* PROBLEM DESCRIPTION *
Look through the data below. Show each line where the string "JSON" occurs.
───── EXCERPTED DATA ─────
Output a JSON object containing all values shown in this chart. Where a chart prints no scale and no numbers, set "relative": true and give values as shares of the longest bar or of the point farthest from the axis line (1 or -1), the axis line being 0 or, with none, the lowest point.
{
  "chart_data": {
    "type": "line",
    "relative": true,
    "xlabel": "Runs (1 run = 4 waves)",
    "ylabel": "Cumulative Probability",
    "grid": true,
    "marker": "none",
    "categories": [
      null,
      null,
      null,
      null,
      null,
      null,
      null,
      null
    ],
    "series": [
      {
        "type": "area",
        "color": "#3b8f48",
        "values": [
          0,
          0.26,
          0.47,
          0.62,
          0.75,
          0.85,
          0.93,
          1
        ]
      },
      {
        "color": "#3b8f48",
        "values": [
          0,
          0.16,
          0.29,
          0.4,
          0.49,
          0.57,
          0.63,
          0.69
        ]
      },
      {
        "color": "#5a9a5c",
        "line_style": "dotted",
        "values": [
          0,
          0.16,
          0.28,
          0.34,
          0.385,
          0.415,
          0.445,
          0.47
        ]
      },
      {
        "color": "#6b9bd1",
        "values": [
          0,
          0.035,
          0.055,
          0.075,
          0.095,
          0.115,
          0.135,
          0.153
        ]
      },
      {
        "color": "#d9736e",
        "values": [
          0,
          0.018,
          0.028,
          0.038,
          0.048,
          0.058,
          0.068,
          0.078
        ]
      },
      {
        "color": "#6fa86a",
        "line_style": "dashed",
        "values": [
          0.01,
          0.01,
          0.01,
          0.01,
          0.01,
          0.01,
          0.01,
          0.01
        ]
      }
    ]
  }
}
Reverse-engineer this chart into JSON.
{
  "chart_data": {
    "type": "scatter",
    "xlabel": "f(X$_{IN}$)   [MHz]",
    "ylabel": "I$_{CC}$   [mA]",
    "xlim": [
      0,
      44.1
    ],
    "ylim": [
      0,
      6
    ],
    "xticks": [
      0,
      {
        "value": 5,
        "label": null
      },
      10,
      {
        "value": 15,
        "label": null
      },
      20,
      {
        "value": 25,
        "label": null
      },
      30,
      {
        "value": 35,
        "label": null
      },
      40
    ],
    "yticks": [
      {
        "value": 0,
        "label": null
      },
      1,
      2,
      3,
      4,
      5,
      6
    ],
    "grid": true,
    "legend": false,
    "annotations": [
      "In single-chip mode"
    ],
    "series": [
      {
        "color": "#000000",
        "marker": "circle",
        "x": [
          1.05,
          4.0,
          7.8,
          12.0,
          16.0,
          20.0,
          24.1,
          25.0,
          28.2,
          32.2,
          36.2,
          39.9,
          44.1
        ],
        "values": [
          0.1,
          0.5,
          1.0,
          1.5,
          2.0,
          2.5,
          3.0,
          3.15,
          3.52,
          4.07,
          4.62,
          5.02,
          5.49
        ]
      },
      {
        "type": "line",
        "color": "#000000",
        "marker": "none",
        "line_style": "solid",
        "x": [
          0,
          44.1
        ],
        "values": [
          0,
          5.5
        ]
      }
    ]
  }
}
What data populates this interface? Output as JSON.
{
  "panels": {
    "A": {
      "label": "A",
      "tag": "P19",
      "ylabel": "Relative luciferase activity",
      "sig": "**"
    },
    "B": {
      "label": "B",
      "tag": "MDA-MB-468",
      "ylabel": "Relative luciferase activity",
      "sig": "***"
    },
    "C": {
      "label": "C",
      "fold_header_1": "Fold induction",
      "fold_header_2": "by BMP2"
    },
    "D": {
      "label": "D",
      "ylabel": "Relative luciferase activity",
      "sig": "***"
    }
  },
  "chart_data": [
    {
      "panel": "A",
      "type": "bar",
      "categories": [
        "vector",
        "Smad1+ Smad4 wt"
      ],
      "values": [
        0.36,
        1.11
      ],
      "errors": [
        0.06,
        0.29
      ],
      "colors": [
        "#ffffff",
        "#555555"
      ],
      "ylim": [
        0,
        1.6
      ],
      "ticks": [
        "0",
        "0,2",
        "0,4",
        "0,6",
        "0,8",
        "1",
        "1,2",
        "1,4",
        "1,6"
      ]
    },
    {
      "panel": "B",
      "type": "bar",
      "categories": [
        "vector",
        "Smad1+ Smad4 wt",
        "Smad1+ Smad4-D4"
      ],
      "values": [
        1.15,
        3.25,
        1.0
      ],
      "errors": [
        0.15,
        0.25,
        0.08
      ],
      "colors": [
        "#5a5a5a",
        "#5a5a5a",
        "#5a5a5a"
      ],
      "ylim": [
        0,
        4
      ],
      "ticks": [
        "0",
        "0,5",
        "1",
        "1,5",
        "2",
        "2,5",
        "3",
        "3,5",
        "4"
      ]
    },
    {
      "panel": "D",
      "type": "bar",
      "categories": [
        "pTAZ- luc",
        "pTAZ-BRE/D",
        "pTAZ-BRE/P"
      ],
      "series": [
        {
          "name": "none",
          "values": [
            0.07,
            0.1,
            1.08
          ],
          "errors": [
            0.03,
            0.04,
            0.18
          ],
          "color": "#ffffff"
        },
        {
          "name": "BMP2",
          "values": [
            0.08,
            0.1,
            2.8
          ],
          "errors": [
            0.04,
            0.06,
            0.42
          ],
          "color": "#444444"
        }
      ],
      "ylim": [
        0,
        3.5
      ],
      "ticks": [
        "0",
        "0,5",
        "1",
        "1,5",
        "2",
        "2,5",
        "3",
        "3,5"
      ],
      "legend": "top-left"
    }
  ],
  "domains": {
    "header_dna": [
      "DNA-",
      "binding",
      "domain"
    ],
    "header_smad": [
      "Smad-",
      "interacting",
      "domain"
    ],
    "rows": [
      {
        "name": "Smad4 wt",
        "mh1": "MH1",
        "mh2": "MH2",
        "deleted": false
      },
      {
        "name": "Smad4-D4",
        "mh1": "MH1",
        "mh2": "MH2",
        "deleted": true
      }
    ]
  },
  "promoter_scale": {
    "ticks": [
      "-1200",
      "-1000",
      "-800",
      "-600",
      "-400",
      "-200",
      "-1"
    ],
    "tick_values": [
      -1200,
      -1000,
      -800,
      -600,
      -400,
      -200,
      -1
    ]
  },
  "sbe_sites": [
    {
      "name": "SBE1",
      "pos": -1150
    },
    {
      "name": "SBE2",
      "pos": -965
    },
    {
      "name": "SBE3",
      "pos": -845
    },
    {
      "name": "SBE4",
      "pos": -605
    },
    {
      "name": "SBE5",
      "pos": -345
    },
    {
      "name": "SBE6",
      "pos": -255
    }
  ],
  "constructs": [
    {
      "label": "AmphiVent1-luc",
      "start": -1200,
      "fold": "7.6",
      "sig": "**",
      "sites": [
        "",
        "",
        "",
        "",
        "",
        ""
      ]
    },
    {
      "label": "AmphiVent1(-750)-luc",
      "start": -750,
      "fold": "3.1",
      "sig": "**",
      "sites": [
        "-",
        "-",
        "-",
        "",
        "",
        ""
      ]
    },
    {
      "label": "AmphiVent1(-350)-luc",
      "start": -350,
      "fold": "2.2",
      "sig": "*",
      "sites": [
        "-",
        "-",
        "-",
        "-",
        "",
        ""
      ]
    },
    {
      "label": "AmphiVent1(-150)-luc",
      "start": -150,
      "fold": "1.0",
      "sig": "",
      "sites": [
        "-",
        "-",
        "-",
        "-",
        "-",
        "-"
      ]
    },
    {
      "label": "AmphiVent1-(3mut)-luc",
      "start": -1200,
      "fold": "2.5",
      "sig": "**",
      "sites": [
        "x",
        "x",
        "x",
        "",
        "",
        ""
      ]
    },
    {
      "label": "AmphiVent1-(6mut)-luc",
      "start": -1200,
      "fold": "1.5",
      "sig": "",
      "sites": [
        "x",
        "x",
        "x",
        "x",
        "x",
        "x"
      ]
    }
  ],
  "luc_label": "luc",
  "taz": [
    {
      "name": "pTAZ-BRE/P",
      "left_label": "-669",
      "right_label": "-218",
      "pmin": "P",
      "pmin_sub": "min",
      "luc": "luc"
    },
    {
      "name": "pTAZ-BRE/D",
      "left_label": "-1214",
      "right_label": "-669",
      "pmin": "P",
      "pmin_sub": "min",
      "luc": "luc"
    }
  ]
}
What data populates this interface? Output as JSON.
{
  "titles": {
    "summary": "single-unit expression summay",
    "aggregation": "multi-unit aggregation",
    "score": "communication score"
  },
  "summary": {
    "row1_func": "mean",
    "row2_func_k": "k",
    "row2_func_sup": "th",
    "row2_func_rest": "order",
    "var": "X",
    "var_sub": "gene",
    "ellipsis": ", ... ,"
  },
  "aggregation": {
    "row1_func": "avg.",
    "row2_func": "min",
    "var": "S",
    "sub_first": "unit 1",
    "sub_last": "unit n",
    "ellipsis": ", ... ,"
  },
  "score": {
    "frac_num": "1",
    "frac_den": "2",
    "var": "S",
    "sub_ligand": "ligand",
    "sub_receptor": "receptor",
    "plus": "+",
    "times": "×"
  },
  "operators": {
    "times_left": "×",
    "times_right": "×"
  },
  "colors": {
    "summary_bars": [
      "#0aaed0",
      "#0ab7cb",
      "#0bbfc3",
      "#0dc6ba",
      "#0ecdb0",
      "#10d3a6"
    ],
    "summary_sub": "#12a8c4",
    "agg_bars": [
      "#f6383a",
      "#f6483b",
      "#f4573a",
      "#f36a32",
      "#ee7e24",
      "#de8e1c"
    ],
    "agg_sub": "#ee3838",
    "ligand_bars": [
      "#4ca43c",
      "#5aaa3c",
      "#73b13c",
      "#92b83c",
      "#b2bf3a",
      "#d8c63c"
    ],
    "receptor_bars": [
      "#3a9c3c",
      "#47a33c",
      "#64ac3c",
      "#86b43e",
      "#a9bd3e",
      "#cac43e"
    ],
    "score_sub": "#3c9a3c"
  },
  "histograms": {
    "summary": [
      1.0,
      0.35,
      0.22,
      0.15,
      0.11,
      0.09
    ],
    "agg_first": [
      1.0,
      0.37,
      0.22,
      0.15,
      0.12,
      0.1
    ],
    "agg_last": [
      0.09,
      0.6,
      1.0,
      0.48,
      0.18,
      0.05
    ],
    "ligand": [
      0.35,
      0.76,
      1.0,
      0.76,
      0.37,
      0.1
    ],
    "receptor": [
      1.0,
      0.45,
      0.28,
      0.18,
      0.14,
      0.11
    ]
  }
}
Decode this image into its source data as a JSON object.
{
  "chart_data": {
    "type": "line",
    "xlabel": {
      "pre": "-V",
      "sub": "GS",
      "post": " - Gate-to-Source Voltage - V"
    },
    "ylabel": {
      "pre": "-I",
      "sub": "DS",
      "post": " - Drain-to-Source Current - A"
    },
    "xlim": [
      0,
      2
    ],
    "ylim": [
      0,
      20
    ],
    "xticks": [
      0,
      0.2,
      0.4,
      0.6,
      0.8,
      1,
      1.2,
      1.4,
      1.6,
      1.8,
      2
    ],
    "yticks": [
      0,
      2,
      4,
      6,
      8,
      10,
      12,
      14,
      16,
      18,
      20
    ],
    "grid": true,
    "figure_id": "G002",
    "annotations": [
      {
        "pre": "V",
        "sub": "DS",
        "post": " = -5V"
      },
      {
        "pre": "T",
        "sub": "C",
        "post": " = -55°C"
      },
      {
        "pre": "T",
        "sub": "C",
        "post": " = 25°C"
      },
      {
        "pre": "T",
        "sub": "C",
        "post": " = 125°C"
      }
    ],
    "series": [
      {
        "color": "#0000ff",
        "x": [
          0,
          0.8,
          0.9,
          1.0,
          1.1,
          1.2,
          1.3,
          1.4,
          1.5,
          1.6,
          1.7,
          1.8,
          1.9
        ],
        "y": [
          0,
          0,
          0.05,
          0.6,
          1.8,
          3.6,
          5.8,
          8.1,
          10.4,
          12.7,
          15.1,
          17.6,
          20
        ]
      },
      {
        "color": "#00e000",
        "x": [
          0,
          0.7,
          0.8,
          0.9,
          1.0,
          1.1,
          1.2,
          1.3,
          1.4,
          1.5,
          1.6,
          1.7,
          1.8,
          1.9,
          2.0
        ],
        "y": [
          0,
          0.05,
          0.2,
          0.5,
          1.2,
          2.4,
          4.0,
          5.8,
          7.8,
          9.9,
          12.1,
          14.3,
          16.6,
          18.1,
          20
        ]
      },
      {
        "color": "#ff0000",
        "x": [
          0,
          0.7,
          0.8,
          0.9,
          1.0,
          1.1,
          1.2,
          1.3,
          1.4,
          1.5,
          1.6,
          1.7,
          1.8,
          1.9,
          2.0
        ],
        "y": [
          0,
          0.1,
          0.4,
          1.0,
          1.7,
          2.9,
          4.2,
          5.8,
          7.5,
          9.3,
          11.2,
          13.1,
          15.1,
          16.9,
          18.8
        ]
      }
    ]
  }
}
─────
* RIGHT ANSWER *
Output a JSON object containing all values shown in this chart. Where a chart prints no scale and no numbers, set "relative": true and give values as shares of the longest bar or of the point farthest from the axis line (1 or -1), the axis line being 0 or, with none, the lowest point.
Reverse-engineer this chart into JSON.
What data populates this interface? Output as JSON.
What data populates this interface? Output as JSON.
Decode this image into its source data as a JSON object.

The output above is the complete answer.